### The request
Scan the lines below for "sulfo"; report the number of lines that contain it, and only that.

---

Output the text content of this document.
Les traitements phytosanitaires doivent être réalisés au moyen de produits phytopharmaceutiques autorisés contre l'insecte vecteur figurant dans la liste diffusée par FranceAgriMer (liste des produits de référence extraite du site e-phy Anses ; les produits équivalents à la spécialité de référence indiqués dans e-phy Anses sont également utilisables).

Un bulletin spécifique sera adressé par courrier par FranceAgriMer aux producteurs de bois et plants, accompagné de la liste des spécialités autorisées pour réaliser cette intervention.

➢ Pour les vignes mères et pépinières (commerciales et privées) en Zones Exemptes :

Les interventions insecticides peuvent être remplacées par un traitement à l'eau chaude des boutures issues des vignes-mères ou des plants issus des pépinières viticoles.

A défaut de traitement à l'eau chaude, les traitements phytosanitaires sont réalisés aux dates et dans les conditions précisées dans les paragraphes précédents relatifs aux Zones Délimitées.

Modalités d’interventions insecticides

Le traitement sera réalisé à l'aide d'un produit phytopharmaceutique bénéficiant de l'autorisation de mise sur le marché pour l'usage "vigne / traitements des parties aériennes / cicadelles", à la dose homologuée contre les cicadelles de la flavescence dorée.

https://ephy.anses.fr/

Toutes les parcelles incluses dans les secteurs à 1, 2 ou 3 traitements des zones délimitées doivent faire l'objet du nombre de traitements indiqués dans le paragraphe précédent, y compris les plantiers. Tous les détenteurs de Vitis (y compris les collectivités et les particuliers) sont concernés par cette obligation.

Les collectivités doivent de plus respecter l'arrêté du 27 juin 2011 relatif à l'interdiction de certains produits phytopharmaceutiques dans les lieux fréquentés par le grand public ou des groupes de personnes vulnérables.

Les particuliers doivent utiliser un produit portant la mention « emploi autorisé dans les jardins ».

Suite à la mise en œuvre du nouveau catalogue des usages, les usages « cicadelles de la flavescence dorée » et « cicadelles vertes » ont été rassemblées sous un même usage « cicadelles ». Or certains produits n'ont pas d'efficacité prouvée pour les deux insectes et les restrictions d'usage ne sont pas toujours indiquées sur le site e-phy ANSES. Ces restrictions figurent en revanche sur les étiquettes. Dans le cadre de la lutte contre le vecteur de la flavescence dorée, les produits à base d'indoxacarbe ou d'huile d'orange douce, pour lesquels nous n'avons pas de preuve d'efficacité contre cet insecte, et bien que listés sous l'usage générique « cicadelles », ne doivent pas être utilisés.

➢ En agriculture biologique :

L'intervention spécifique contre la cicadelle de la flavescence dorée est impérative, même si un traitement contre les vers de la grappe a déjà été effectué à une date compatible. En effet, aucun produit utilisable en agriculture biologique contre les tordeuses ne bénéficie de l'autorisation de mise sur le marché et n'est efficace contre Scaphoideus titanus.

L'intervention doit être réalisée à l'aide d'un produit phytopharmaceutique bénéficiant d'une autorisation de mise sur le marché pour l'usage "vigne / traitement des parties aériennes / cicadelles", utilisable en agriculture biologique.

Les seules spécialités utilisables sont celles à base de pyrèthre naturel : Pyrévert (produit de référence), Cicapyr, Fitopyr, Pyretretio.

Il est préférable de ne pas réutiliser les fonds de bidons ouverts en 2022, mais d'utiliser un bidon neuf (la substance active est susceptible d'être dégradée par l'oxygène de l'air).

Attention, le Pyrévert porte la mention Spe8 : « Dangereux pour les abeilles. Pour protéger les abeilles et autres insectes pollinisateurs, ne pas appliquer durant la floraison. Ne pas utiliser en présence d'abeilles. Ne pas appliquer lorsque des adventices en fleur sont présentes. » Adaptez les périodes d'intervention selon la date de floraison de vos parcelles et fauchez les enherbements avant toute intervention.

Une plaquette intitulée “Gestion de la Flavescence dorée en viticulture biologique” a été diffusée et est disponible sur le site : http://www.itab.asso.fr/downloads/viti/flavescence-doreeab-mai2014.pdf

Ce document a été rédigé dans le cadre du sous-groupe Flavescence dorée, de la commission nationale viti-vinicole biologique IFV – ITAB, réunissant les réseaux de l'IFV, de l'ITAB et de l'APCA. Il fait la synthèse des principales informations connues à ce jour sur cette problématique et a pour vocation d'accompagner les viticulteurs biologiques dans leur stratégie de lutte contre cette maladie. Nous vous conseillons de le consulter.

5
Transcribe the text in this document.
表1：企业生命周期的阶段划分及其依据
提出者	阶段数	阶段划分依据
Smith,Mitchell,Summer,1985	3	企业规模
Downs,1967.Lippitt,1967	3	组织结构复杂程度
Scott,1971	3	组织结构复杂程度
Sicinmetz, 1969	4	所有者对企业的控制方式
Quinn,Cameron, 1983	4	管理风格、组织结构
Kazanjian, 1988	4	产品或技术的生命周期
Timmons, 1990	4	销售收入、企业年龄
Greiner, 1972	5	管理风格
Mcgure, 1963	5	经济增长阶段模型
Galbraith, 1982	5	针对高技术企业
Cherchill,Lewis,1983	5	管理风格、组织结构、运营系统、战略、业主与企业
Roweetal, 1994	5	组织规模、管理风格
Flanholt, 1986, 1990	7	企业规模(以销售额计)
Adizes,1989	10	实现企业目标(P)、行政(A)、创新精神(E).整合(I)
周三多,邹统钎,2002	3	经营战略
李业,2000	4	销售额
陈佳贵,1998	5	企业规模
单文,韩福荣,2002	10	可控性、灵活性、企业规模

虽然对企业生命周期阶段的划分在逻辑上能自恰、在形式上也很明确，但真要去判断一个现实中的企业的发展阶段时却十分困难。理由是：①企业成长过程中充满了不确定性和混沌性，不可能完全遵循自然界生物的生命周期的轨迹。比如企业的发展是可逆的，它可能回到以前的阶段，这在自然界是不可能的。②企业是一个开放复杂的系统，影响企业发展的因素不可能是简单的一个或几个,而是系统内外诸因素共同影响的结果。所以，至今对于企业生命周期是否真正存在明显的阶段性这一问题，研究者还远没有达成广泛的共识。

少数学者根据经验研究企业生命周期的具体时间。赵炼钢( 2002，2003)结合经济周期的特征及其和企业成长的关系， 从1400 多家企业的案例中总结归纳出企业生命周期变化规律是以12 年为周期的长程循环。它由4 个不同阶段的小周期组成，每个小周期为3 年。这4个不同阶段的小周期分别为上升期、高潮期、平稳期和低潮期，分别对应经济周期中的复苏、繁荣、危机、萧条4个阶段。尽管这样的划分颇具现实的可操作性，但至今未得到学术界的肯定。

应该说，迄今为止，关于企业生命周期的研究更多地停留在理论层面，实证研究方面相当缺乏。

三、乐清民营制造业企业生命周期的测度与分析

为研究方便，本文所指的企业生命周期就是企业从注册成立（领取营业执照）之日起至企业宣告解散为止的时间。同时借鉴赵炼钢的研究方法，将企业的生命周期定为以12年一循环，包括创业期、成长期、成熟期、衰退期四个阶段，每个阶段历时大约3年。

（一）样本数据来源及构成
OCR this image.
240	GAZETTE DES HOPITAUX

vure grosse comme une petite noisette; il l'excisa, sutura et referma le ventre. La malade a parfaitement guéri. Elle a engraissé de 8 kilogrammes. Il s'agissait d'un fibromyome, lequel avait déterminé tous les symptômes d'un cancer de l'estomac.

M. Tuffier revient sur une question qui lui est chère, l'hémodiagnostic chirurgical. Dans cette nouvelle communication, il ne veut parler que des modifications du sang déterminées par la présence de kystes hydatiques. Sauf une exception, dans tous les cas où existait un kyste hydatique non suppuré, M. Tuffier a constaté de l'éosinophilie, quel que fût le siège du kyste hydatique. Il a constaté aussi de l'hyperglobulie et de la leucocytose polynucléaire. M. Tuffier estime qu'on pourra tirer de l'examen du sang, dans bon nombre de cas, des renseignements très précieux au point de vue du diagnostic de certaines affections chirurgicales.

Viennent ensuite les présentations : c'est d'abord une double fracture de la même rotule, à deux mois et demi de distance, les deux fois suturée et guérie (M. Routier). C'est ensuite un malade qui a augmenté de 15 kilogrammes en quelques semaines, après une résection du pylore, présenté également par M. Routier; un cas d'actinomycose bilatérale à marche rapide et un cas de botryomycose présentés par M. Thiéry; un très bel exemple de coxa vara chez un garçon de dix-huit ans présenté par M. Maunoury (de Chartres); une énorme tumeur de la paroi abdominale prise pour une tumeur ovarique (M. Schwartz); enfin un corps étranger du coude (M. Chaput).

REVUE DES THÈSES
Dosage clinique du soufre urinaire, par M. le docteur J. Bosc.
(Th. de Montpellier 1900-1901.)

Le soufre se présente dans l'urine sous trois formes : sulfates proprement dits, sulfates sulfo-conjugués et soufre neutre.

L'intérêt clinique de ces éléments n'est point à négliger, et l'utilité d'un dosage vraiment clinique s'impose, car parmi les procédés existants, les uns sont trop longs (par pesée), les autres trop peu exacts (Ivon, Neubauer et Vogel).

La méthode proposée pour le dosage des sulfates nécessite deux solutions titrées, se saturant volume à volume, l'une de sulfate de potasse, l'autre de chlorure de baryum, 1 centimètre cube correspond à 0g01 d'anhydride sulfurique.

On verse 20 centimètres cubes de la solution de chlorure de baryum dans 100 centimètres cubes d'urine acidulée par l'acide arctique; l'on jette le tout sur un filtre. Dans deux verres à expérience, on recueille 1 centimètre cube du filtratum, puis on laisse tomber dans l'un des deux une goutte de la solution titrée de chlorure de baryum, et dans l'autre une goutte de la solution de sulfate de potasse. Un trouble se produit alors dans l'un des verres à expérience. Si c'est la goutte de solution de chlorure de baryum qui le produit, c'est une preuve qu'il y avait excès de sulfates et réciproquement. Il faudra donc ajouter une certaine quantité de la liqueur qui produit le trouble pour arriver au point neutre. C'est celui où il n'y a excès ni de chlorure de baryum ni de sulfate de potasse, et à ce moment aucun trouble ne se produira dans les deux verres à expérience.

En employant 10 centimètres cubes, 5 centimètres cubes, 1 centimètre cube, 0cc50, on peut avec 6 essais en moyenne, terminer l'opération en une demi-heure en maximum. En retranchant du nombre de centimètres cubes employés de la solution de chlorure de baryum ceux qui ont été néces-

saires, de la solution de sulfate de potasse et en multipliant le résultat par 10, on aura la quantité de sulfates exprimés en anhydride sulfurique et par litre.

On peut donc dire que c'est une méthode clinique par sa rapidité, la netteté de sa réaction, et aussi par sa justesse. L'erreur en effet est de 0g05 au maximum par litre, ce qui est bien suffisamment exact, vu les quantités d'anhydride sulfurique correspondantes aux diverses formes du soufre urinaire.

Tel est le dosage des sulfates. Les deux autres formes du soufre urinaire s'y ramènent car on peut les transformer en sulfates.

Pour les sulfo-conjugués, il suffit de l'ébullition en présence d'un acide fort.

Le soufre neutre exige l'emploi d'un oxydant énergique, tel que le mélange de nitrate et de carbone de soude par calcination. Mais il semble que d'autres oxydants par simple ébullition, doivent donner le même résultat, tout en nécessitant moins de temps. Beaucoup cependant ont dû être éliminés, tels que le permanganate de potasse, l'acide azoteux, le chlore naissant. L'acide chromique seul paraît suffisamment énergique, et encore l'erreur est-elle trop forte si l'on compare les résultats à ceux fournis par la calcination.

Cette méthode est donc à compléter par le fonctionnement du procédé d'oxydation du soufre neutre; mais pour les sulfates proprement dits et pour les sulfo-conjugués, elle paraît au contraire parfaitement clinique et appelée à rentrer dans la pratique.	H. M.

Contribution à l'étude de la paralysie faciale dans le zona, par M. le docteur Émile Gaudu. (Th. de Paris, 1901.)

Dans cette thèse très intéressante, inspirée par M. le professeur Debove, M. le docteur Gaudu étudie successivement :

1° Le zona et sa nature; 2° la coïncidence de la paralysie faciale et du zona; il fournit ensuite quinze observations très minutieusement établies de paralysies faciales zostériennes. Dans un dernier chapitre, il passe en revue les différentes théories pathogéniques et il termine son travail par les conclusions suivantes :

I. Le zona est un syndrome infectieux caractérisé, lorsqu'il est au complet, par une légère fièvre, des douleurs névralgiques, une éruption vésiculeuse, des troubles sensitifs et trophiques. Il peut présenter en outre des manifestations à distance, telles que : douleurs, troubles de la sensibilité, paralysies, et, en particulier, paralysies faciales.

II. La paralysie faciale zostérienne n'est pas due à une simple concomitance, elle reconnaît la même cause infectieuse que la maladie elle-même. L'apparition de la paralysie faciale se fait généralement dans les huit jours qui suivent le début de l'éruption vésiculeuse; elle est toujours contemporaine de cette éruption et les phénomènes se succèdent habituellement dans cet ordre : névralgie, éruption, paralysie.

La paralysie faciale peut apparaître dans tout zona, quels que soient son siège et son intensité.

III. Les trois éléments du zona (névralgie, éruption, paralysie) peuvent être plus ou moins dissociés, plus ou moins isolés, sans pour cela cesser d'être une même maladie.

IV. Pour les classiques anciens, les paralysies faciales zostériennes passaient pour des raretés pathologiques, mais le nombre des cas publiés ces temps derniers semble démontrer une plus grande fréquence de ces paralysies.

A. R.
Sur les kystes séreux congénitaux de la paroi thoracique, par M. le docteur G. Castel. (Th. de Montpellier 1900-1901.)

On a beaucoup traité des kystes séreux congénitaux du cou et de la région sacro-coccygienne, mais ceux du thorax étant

---

### Answer to this exercise
3